Task inputs:
+ + + + + + +
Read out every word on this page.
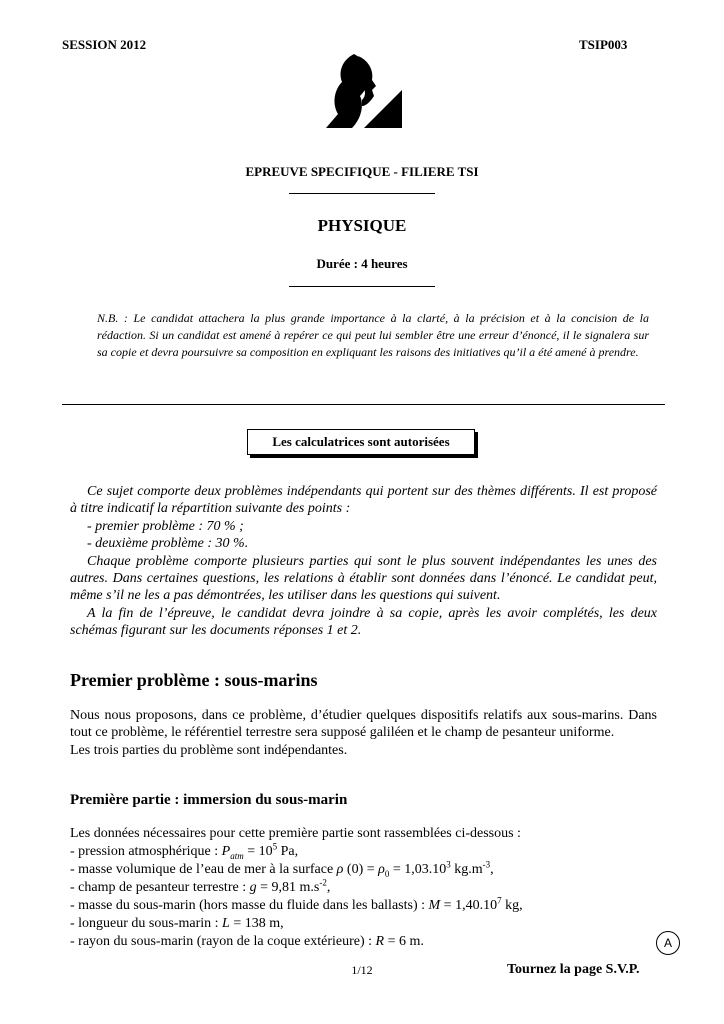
SESSION 2012	TSIP003
EPREUVE SPECIFIQUE - FILIERE TSI
PHYSIQUE
Durée : 4 heures
N.B. : Le candidat attachera la plus grande importance à la clarté, à la précision et à la concision de la rédaction. Si un candidat est amené à repérer ce qui peut lui sembler être une erreur d’énoncé, il le signalera sur sa copie et devra poursuivre sa composition en expliquant les raisons des initiatives qu’il a été amené à prendre.
Les calculatrices sont autorisées

Ce sujet comporte deux problèmes indépendants qui portent sur des thèmes différents. Il est proposé à titre indicatif la répartition suivante des points :

- premier problème : 70 % ;

- deuxième problème : 30 %.

Chaque problème comporte plusieurs parties qui sont le plus souvent indépendantes les unes des autres. Dans certaines questions, les relations à établir sont données dans l’énoncé. Le candidat peut, même s’il ne les a pas démontrées, les utiliser dans les questions qui suivent.

A la fin de l’épreuve, le candidat devra joindre à sa copie, après les avoir complétés, les deux schémas figurant sur les documents réponses 1 et 2.

Premier problème : sous-marins

Nous nous proposons, dans ce problème, d’étudier quelques dispositifs relatifs aux sous-marins. Dans tout ce problème, le référentiel terrestre sera supposé galiléen et le champ de pesanteur uniforme.

Les trois parties du problème sont indépendantes.

Première partie : immersion du sous-marin
Les données nécessaires pour cette première partie sont rassemblées ci-dessous :
- pression atmosphérique : $P_{atm} = 10^5$ Pa,
- masse volumique de l’eau de mer à la surface ρ $(0) = \rho_0 = 1,03.10^3$ $kg.m^{-3}$,
- champ de pesanteur terrestre : g = 9,81 $m.s^{-2}$,
- masse du sous-marin (hors masse du fluide dans les ballasts) : $M = 1,40.10^7$ kg,
- longueur du sous-marin : L = 138 m,
- rayon du sous-marin (rayon de la coque extérieure) : R = 6 m.	A
1/12	Tournez la page S.V.P.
+ + + + + + +
Instructions to follow:
Print the records word for word and exclude any picture they hold.

Correct response:
Read out every word on this page.
SESSION 2012	TSIP003
EPREUVE SPECIFIQUE - FILIERE TSI
PHYSIQUE
Durée : 4 heures
N.B. : Le candidat attachera la plus grande importance à la clarté, à la précision et à la concision de la rédaction. Si un candidat est amené à repérer ce qui peut lui sembler être une erreur d’énoncé, il le signalera sur sa copie et devra poursuivre sa composition en expliquant les raisons des initiatives qu’il a été amené à prendre.
Les calculatrices sont autorisées

Ce sujet comporte deux problèmes indépendants qui portent sur des thèmes différents. Il est proposé à titre indicatif la répartition suivante des points :

- premier problème : 70 % ;

- deuxième problème : 30 %.

Chaque problème comporte plusieurs parties qui sont le plus souvent indépendantes les unes des autres. Dans certaines questions, les relations à établir sont données dans l’énoncé. Le candidat peut, même s’il ne les a pas démontrées, les utiliser dans les questions qui suivent.

A la fin de l’épreuve, le candidat devra joindre à sa copie, après les avoir complétés, les deux schémas figurant sur les documents réponses 1 et 2.

Premier problème : sous-marins

Nous nous proposons, dans ce problème, d’étudier quelques dispositifs relatifs aux sous-marins. Dans tout ce problème, le référentiel terrestre sera supposé galiléen et le champ de pesanteur uniforme.

Les trois parties du problème sont indépendantes.

Première partie : immersion du sous-marin
Les données nécessaires pour cette première partie sont rassemblées ci-dessous :
- pression atmosphérique : $P_{atm} = 10^5$ Pa,
- masse volumique de l’eau de mer à la surface ρ $(0) = \rho_0 = 1,03.10^3$ $kg.m^{-3}$,
- champ de pesanteur terrestre : g = 9,81 $m.s^{-2}$,
- masse du sous-marin (hors masse du fluide dans les ballasts) : $M = 1,40.10^7$ kg,
- longueur du sous-marin : L = 138 m,
- rayon du sous-marin (rayon de la coque extérieure) : R = 6 m.	A
1/12	Tournez la page S.V.P.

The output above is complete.